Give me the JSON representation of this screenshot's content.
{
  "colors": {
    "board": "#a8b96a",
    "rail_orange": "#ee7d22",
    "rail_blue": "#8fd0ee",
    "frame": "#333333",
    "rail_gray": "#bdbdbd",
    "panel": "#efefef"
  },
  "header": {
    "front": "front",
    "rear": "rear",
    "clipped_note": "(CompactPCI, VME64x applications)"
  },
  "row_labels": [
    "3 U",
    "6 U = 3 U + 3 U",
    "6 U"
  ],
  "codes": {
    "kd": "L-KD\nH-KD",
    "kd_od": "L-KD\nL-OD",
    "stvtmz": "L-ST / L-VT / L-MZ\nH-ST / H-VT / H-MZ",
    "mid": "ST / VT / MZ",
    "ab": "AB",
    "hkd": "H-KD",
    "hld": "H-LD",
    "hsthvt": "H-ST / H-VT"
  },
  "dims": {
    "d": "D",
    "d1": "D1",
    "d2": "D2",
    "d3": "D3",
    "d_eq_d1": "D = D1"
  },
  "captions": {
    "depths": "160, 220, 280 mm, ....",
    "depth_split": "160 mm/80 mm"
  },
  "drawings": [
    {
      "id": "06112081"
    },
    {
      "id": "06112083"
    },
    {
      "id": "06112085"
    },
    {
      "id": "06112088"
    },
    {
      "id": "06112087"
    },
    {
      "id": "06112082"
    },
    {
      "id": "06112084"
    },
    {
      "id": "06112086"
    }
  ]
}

[GOAL]:
Every line of the material must be returned exactly as it appears.

[EXERCISE SOLUTION]:
Give me the JSON representation of this screenshot's content.
{
  "colors": {
    "board": "#a8b96a",
    "rail_orange": "#ee7d22",
    "rail_blue": "#8fd0ee",
    "frame": "#333333",
    "rail_gray": "#bdbdbd",
    "panel": "#efefef"
  },
  "header": {
    "front": "front",
    "rear": "rear",
    "clipped_note": "(CompactPCI, VME64x applications)"
  },
  "row_labels": [
    "3 U",
    "6 U = 3 U + 3 U",
    "6 U"
  ],
  "codes": {
    "kd": "L-KD\nH-KD",
    "kd_od": "L-KD\nL-OD",
    "stvtmz": "L-ST / L-VT / L-MZ\nH-ST / H-VT / H-MZ",
    "mid": "ST / VT / MZ",
    "ab": "AB",
    "hkd": "H-KD",
    "hld": "H-LD",
    "hsthvt": "H-ST / H-VT"
  },
  "dims": {
    "d": "D",
    "d1": "D1",
    "d2": "D2",
    "d3": "D3",
    "d_eq_d1": "D = D1"
  },
  "captions": {
    "depths": "160, 220, 280 mm, ....",
    "depth_split": "160 mm/80 mm"
  },
  "drawings": [
    {
      "id": "06112081"
    },
    {
      "id": "06112083"
    },
    {
      "id": "06112085"
    },
    {
      "id": "06112088"
    },
    {
      "id": "06112087"
    },
    {
      "id": "06112082"
    },
    {
      "id": "06112084"
    },
    {
      "id": "06112086"
    }
  ]
}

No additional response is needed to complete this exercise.